▶ WORK INSTRUCTIONS
Write out each line exactly as given. Leave the pictures out of your copy.

**** SUPPLIED MATERIAL ****

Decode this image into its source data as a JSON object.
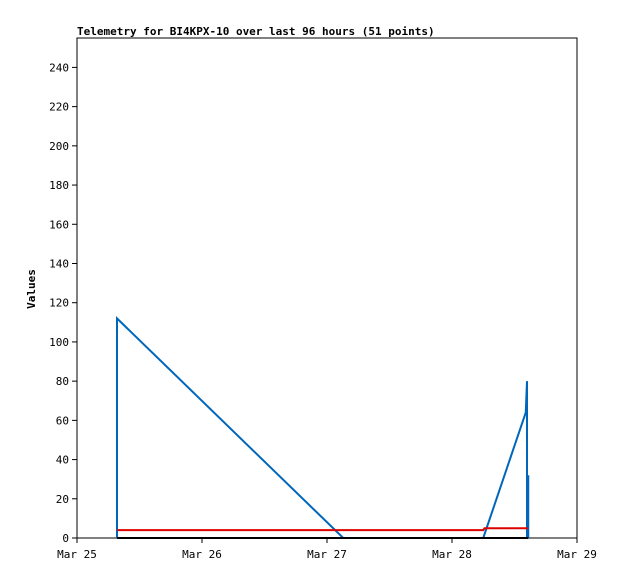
{
  "chart_data": {
    "type": "line",
    "title": "Telemetry for BI4KPX-10 over last 96 hours (51 points)",
    "y_label": "Values",
    "xlim": [
      25,
      29
    ],
    "xticks": [
      {
        "value": 25,
        "label": "Mar 25"
      },
      {
        "value": 26,
        "label": "Mar 26"
      },
      {
        "value": 27,
        "label": "Mar 27"
      },
      {
        "value": 28,
        "label": "Mar 28"
      },
      {
        "value": 29,
        "label": "Mar 29"
      }
    ],
    "ylim": [
      0,
      255
    ],
    "yticks": [
      0,
      20,
      40,
      60,
      80,
      100,
      120,
      140,
      160,
      180,
      200,
      220,
      240
    ],
    "grid": false,
    "series": [
      {
        "color": "#0066bb",
        "x": [
          25.32,
          25.32,
          27.13,
          28.25,
          28.59,
          28.6,
          28.6,
          28.61,
          28.61
        ],
        "values": [
          0,
          112,
          0,
          0,
          64,
          80,
          0,
          32,
          0
        ]
      },
      {
        "color": "#000000",
        "x": [
          25.32,
          28.61
        ],
        "values": [
          0,
          0
        ]
      },
      {
        "color": "#dd0000",
        "x": [
          25.32,
          28.25,
          28.26,
          28.61
        ],
        "values": [
          4,
          4,
          5,
          5
        ]
      }
    ]
  }
}
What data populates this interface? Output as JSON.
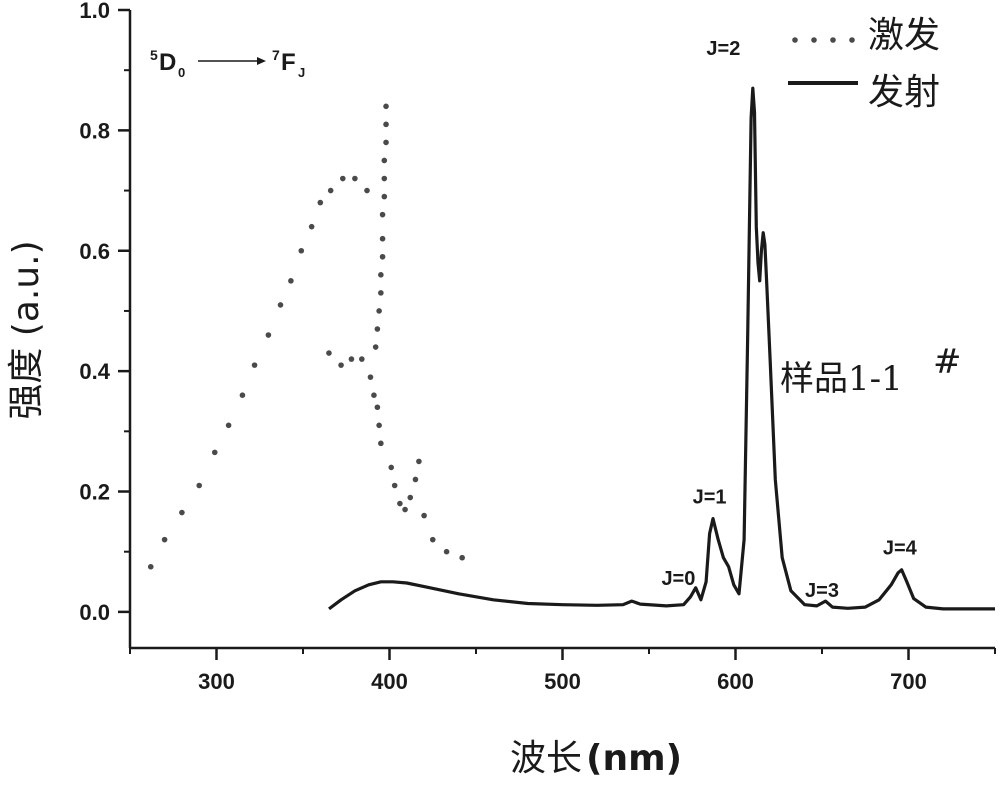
{
  "chart_data": {
    "type": "line",
    "xlabel_text": "波长",
    "xlabel_unit": "(nm)",
    "ylabel": "强度 (a.u.)",
    "xlim": [
      250,
      750
    ],
    "ylim": [
      -0.06,
      1.0
    ],
    "x_ticks": [
      300,
      400,
      500,
      600,
      700
    ],
    "y_ticks": [
      0.0,
      0.2,
      0.4,
      0.6,
      0.8,
      1.0
    ],
    "y_tick_labels": [
      "0.0",
      "0.2",
      "0.4",
      "0.6",
      "0.8",
      "1.0"
    ],
    "legend_position": "top-right",
    "colors": {
      "axis": "#1a1a1a",
      "series": "#333333"
    },
    "transition": {
      "from_sup": "5",
      "from_main": "D",
      "from_sub": "0",
      "to_sup": "7",
      "to_main": "F",
      "to_sub": "J"
    },
    "sample_label": {
      "main": "样品1-1",
      "sup": "#"
    },
    "annotations": [
      {
        "text": "J=0",
        "x": 567,
        "y": 0.045
      },
      {
        "text": "J=1",
        "x": 585,
        "y": 0.18
      },
      {
        "text": "J=2",
        "x": 593,
        "y": 0.925
      },
      {
        "text": "J=3",
        "x": 650,
        "y": 0.025
      },
      {
        "text": "J=4",
        "x": 695,
        "y": 0.095
      }
    ],
    "series": [
      {
        "name": "激发",
        "style": "dotted",
        "points": [
          [
            262,
            0.075
          ],
          [
            270,
            0.12
          ],
          [
            280,
            0.165
          ],
          [
            290,
            0.21
          ],
          [
            299,
            0.265
          ],
          [
            307,
            0.31
          ],
          [
            315,
            0.36
          ],
          [
            322,
            0.41
          ],
          [
            330,
            0.46
          ],
          [
            337,
            0.51
          ],
          [
            343,
            0.55
          ],
          [
            349,
            0.6
          ],
          [
            355,
            0.64
          ],
          [
            360,
            0.68
          ],
          [
            366,
            0.7
          ],
          [
            373,
            0.72
          ],
          [
            380,
            0.72
          ],
          [
            387,
            0.7
          ],
          [
            365,
            0.43
          ],
          [
            372,
            0.41
          ],
          [
            378,
            0.42
          ],
          [
            384,
            0.42
          ],
          [
            389,
            0.39
          ],
          [
            391,
            0.36
          ],
          [
            393,
            0.34
          ],
          [
            394,
            0.31
          ],
          [
            395,
            0.28
          ],
          [
            392,
            0.44
          ],
          [
            393,
            0.47
          ],
          [
            394,
            0.5
          ],
          [
            395,
            0.53
          ],
          [
            395,
            0.56
          ],
          [
            396,
            0.59
          ],
          [
            396,
            0.62
          ],
          [
            396,
            0.66
          ],
          [
            397,
            0.69
          ],
          [
            397,
            0.72
          ],
          [
            397,
            0.75
          ],
          [
            398,
            0.78
          ],
          [
            398,
            0.81
          ],
          [
            398,
            0.84
          ],
          [
            401,
            0.24
          ],
          [
            403,
            0.21
          ],
          [
            406,
            0.18
          ],
          [
            409,
            0.17
          ],
          [
            412,
            0.19
          ],
          [
            415,
            0.22
          ],
          [
            417,
            0.25
          ],
          [
            420,
            0.16
          ],
          [
            425,
            0.12
          ],
          [
            433,
            0.1
          ],
          [
            442,
            0.09
          ]
        ]
      },
      {
        "name": "发射",
        "style": "solid",
        "points": [
          [
            365,
            0.005
          ],
          [
            372,
            0.02
          ],
          [
            380,
            0.035
          ],
          [
            388,
            0.045
          ],
          [
            395,
            0.05
          ],
          [
            402,
            0.05
          ],
          [
            410,
            0.048
          ],
          [
            420,
            0.042
          ],
          [
            440,
            0.03
          ],
          [
            460,
            0.02
          ],
          [
            480,
            0.014
          ],
          [
            500,
            0.012
          ],
          [
            520,
            0.011
          ],
          [
            535,
            0.012
          ],
          [
            540,
            0.018
          ],
          [
            545,
            0.013
          ],
          [
            560,
            0.01
          ],
          [
            570,
            0.012
          ],
          [
            574,
            0.025
          ],
          [
            577,
            0.04
          ],
          [
            580,
            0.02
          ],
          [
            583,
            0.05
          ],
          [
            585,
            0.13
          ],
          [
            587,
            0.155
          ],
          [
            590,
            0.12
          ],
          [
            593,
            0.09
          ],
          [
            596,
            0.075
          ],
          [
            599,
            0.045
          ],
          [
            602,
            0.03
          ],
          [
            605,
            0.12
          ],
          [
            607,
            0.45
          ],
          [
            609,
            0.82
          ],
          [
            610,
            0.87
          ],
          [
            611,
            0.83
          ],
          [
            612,
            0.64
          ],
          [
            613,
            0.58
          ],
          [
            614,
            0.55
          ],
          [
            615,
            0.6
          ],
          [
            616,
            0.63
          ],
          [
            617,
            0.61
          ],
          [
            618,
            0.55
          ],
          [
            620,
            0.42
          ],
          [
            623,
            0.22
          ],
          [
            627,
            0.09
          ],
          [
            632,
            0.035
          ],
          [
            640,
            0.012
          ],
          [
            647,
            0.01
          ],
          [
            652,
            0.018
          ],
          [
            656,
            0.008
          ],
          [
            665,
            0.006
          ],
          [
            675,
            0.008
          ],
          [
            683,
            0.02
          ],
          [
            690,
            0.045
          ],
          [
            694,
            0.065
          ],
          [
            696,
            0.07
          ],
          [
            699,
            0.05
          ],
          [
            703,
            0.022
          ],
          [
            710,
            0.008
          ],
          [
            720,
            0.005
          ],
          [
            735,
            0.005
          ],
          [
            750,
            0.005
          ]
        ]
      }
    ]
  }
}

****

▶ RESPONSE TO THIS TASK
Decode this image into its source data as a JSON object.
{
  "chart_data": {
    "type": "line",
    "title": "Telemetry for BI4KPX-10 over last 96 hours (51 points)",
    "y_label": "Values",
    "xlim": [
      25,
      29
    ],
    "xticks": [
      {
        "value": 25,
        "label": "Mar 25"
      },
      {
        "value": 26,
        "label": "Mar 26"
      },
      {
        "value": 27,
        "label": "Mar 27"
      },
      {
        "value": 28,
        "label": "Mar 28"
      },
      {
        "value": 29,
        "label": "Mar 29"
      }
    ],
    "ylim": [
      0,
      255
    ],
    "yticks": [
      0,
      20,
      40,
      60,
      80,
      100,
      120,
      140,
      160,
      180,
      200,
      220,
      240
    ],
    "grid": false,
    "series": [
      {
        "color": "#0066bb",
        "x": [
          25.32,
          25.32,
          27.13,
          28.25,
          28.59,
          28.6,
          28.6,
          28.61,
          28.61
        ],
        "values": [
          0,
          112,
          0,
          0,
          64,
          80,
          0,
          32,
          0
        ]
      },
      {
        "color": "#000000",
        "x": [
          25.32,
          28.61
        ],
        "values": [
          0,
          0
        ]
      },
      {
        "color": "#dd0000",
        "x": [
          25.32,
          28.25,
          28.26,
          28.61
        ],
        "values": [
          4,
          4,
          5,
          5
        ]
      }
    ]
  }
}
What data populates this interface? Output as JSON.
{
  "chart_data": {
    "type": "line",
    "xlabel_text": "波长",
    "xlabel_unit": "(nm)",
    "ylabel": "强度 (a.u.)",
    "xlim": [
      250,
      750
    ],
    "ylim": [
      -0.06,
      1.0
    ],
    "x_ticks": [
      300,
      400,
      500,
      600,
      700
    ],
    "y_ticks": [
      0.0,
      0.2,
      0.4,
      0.6,
      0.8,
      1.0
    ],
    "y_tick_labels": [
      "0.0",
      "0.2",
      "0.4",
      "0.6",
      "0.8",
      "1.0"
    ],
    "legend_position": "top-right",
    "colors": {
      "axis": "#1a1a1a",
      "series": "#333333"
    },
    "transition": {
      "from_sup": "5",
      "from_main": "D",
      "from_sub": "0",
      "to_sup": "7",
      "to_main": "F",
      "to_sub": "J"
    },
    "sample_label": {
      "main": "样品1-1",
      "sup": "#"
    },
    "annotations": [
      {
        "text": "J=0",
        "x": 567,
        "y": 0.045
      },
      {
        "text": "J=1",
        "x": 585,
        "y": 0.18
      },
      {
        "text": "J=2",
        "x": 593,
        "y": 0.925
      },
      {
        "text": "J=3",
        "x": 650,
        "y": 0.025
      },
      {
        "text": "J=4",
        "x": 695,
        "y": 0.095
      }
    ],
    "series": [
      {
        "name": "激发",
        "style": "dotted",
        "points": [
          [
            262,
            0.075
          ],
          [
            270,
            0.12
          ],
          [
            280,
            0.165
          ],
          [
            290,
            0.21
          ],
          [
            299,
            0.265
          ],
          [
            307,
            0.31
          ],
          [
            315,
            0.36
          ],
          [
            322,
            0.41
          ],
          [
            330,
            0.46
          ],
          [
            337,
            0.51
          ],
          [
            343,
            0.55
          ],
          [
            349,
            0.6
          ],
          [
            355,
            0.64
          ],
          [
            360,
            0.68
          ],
          [
            366,
            0.7
          ],
          [
            373,
            0.72
          ],
          [
            380,
            0.72
          ],
          [
            387,
            0.7
          ],
          [
            365,
            0.43
          ],
          [
            372,
            0.41
          ],
          [
            378,
            0.42
          ],
          [
            384,
            0.42
          ],
          [
            389,
            0.39
          ],
          [
            391,
            0.36
          ],
          [
            393,
            0.34
          ],
          [
            394,
            0.31
          ],
          [
            395,
            0.28
          ],
          [
            392,
            0.44
          ],
          [
            393,
            0.47
          ],
          [
            394,
            0.5
          ],
          [
            395,
            0.53
          ],
          [
            395,
            0.56
          ],
          [
            396,
            0.59
          ],
          [
            396,
            0.62
          ],
          [
            396,
            0.66
          ],
          [
            397,
            0.69
          ],
          [
            397,
            0.72
          ],
          [
            397,
            0.75
          ],
          [
            398,
            0.78
          ],
          [
            398,
            0.81
          ],
          [
            398,
            0.84
          ],
          [
            401,
            0.24
          ],
          [
            403,
            0.21
          ],
          [
            406,
            0.18
          ],
          [
            409,
            0.17
          ],
          [
            412,
            0.19
          ],
          [
            415,
            0.22
          ],
          [
            417,
            0.25
          ],
          [
            420,
            0.16
          ],
          [
            425,
            0.12
          ],
          [
            433,
            0.1
          ],
          [
            442,
            0.09
          ]
        ]
      },
      {
        "name": "发射",
        "style": "solid",
        "points": [
          [
            365,
            0.005
          ],
          [
            372,
            0.02
          ],
          [
            380,
            0.035
          ],
          [
            388,
            0.045
          ],
          [
            395,
            0.05
          ],
          [
            402,
            0.05
          ],
          [
            410,
            0.048
          ],
          [
            420,
            0.042
          ],
          [
            440,
            0.03
          ],
          [
            460,
            0.02
          ],
          [
            480,
            0.014
          ],
          [
            500,
            0.012
          ],
          [
            520,
            0.011
          ],
          [
            535,
            0.012
          ],
          [
            540,
            0.018
          ],
          [
            545,
            0.013
          ],
          [
            560,
            0.01
          ],
          [
            570,
            0.012
          ],
          [
            574,
            0.025
          ],
          [
            577,
            0.04
          ],
          [
            580,
            0.02
          ],
          [
            583,
            0.05
          ],
          [
            585,
            0.13
          ],
          [
            587,
            0.155
          ],
          [
            590,
            0.12
          ],
          [
            593,
            0.09
          ],
          [
            596,
            0.075
          ],
          [
            599,
            0.045
          ],
          [
            602,
            0.03
          ],
          [
            605,
            0.12
          ],
          [
            607,
            0.45
          ],
          [
            609,
            0.82
          ],
          [
            610,
            0.87
          ],
          [
            611,
            0.83
          ],
          [
            612,
            0.64
          ],
          [
            613,
            0.58
          ],
          [
            614,
            0.55
          ],
          [
            615,
            0.6
          ],
          [
            616,
            0.63
          ],
          [
            617,
            0.61
          ],
          [
            618,
            0.55
          ],
          [
            620,
            0.42
          ],
          [
            623,
            0.22
          ],
          [
            627,
            0.09
          ],
          [
            632,
            0.035
          ],
          [
            640,
            0.012
          ],
          [
            647,
            0.01
          ],
          [
            652,
            0.018
          ],
          [
            656,
            0.008
          ],
          [
            665,
            0.006
          ],
          [
            675,
            0.008
          ],
          [
            683,
            0.02
          ],
          [
            690,
            0.045
          ],
          [
            694,
            0.065
          ],
          [
            696,
            0.07
          ],
          [
            699,
            0.05
          ],
          [
            703,
            0.022
          ],
          [
            710,
            0.008
          ],
          [
            720,
            0.005
          ],
          [
            735,
            0.005
          ],
          [
            750,
            0.005
          ]
        ]
      }
    ]
  }
}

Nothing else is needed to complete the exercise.